## Direction
Read through the records below and copy each line that uses the word "name".

## Stored rows
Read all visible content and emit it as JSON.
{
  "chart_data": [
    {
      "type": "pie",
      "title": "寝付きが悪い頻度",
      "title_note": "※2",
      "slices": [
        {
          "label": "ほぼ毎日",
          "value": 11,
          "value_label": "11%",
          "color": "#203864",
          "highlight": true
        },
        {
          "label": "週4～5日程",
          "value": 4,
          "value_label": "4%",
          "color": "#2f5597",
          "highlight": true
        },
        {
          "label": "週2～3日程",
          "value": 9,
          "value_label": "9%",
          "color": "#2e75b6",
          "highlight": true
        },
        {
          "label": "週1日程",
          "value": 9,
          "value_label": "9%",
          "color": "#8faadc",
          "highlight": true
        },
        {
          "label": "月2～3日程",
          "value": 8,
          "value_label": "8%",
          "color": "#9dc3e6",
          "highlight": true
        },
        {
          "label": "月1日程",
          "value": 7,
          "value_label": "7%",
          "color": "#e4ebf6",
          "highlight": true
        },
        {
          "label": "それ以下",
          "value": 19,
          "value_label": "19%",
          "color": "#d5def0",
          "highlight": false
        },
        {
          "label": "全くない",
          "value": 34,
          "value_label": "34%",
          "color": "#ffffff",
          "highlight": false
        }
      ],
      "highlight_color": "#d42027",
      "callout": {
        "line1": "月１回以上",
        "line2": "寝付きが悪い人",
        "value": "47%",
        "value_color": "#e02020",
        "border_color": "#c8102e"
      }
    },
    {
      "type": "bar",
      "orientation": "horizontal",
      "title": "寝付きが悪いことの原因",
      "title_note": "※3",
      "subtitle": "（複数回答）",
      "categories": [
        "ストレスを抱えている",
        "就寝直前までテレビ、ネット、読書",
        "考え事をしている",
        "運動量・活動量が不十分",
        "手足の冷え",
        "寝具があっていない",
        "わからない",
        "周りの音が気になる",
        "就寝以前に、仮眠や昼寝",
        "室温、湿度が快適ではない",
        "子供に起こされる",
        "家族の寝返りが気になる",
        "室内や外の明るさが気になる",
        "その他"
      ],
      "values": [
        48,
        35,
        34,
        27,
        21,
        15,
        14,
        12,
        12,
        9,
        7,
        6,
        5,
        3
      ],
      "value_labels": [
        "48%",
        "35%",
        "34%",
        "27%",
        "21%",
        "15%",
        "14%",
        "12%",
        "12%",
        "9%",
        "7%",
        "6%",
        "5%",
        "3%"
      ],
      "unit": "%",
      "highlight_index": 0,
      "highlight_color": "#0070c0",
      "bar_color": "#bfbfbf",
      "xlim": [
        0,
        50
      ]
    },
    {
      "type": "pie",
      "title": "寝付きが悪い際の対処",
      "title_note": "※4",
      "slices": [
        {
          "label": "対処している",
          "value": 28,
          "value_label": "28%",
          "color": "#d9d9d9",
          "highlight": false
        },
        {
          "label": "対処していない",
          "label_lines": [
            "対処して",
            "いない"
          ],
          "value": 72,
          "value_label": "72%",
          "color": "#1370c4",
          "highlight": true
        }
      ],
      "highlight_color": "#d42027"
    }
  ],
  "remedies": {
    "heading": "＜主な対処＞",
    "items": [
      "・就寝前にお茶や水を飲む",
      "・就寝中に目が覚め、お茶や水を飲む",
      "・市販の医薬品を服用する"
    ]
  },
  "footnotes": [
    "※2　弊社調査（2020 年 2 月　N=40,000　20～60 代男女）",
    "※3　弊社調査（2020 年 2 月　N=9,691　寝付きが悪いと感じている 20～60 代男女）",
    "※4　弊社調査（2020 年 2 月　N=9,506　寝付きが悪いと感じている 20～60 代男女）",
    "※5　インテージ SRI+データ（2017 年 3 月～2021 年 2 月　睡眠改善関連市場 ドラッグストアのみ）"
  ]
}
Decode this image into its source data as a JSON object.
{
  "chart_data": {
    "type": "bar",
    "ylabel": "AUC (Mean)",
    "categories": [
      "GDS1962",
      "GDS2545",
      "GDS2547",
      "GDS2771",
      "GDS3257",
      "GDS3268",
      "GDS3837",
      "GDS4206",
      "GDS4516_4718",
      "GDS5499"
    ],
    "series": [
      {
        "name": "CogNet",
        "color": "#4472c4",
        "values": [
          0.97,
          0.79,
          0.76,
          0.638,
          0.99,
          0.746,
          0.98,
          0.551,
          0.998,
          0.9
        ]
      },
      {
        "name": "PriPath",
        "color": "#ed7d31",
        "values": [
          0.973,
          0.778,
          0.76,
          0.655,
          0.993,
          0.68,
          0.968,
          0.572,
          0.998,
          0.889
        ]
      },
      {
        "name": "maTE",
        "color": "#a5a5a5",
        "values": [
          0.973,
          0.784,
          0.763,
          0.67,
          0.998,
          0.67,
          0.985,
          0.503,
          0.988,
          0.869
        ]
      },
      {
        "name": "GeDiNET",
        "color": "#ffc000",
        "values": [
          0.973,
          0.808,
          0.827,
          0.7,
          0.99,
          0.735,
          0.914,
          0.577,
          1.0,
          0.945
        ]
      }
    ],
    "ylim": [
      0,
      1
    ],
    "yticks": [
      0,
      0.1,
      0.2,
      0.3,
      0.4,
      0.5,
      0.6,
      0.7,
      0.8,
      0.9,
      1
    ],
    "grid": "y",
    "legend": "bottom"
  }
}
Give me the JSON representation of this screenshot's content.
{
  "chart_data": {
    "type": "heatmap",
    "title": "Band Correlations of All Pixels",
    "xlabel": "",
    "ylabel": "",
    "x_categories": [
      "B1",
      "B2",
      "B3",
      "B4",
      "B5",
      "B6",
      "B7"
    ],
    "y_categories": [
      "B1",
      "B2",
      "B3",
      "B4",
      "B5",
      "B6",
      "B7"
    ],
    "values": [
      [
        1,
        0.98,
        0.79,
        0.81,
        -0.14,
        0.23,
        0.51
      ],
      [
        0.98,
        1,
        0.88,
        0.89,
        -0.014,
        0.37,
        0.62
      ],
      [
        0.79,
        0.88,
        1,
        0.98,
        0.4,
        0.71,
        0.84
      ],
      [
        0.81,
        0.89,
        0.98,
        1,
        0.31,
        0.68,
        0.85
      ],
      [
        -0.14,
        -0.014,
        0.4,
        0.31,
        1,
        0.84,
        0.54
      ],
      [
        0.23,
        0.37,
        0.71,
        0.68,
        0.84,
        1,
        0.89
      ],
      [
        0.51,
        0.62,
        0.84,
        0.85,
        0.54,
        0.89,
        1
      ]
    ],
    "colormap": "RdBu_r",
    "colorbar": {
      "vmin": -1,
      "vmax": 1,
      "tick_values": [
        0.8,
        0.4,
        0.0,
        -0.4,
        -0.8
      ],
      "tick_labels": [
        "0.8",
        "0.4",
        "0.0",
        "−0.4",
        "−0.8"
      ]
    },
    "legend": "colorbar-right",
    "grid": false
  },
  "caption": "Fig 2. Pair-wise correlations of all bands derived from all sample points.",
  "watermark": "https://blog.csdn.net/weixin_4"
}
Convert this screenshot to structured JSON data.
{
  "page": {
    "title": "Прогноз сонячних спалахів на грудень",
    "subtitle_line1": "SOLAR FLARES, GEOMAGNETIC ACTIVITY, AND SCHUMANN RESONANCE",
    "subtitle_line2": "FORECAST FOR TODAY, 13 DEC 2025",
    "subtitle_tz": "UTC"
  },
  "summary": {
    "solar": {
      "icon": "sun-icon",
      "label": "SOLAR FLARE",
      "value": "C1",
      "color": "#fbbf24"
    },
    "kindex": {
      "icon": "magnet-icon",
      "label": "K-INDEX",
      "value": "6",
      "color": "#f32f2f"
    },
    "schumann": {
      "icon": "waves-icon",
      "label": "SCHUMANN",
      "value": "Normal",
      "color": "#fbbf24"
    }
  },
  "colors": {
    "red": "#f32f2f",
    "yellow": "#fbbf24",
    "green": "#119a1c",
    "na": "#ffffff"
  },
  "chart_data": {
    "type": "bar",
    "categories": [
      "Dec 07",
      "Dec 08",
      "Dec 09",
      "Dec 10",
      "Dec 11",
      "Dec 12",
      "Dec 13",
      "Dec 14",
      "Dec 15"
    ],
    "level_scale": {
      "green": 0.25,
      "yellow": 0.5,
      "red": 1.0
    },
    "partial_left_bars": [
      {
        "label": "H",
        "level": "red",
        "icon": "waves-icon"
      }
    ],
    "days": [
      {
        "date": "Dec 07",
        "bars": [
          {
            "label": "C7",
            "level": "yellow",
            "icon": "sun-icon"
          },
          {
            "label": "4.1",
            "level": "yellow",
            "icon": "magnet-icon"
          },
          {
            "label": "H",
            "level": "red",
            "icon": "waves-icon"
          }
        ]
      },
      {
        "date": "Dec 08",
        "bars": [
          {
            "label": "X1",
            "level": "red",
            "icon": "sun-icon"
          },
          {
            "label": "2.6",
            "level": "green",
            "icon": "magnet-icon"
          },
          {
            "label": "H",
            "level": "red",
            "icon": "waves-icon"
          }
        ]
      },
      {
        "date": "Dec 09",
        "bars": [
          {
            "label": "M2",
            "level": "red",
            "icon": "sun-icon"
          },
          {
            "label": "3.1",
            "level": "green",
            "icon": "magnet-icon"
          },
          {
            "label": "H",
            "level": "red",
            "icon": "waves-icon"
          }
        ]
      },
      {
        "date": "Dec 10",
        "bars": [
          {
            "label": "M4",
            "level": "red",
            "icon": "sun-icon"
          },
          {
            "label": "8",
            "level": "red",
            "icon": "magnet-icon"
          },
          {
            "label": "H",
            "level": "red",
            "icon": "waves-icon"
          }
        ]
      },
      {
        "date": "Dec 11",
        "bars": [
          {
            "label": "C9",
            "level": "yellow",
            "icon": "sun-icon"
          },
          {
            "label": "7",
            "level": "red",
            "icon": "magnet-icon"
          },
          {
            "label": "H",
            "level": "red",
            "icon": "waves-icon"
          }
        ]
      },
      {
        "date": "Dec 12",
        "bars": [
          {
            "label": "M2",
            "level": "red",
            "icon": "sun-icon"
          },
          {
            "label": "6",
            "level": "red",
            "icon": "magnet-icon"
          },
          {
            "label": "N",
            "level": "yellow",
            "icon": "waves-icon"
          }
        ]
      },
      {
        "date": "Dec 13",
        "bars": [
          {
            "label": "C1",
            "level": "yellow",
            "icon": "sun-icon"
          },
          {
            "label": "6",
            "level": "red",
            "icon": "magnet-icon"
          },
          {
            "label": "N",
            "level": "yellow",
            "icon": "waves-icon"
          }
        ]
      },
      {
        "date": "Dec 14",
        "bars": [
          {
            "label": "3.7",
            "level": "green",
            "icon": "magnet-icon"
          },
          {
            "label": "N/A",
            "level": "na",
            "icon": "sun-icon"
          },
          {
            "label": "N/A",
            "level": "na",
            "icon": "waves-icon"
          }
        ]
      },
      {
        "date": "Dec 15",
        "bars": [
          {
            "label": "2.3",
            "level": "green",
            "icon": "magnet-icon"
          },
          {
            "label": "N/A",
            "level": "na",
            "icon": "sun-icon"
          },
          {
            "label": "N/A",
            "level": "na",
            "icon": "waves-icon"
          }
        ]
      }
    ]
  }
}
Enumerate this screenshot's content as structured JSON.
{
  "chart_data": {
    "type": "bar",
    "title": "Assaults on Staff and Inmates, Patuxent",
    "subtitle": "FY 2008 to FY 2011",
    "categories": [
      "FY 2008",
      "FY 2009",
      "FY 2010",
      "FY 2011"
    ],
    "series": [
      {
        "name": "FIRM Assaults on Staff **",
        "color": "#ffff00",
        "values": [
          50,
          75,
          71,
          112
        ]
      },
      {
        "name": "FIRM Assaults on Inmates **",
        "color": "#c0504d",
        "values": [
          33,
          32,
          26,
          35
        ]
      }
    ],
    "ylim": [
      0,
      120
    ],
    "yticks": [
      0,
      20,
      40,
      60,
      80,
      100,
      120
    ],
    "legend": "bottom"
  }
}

## Answer for the task
        "name": "CogNet",
        "name": "PriPath",
        "name": "maTE",
        "name": "GeDiNET",
        "name": "FIRM Assaults on Staff **",
        "name": "FIRM Assaults on Inmates **",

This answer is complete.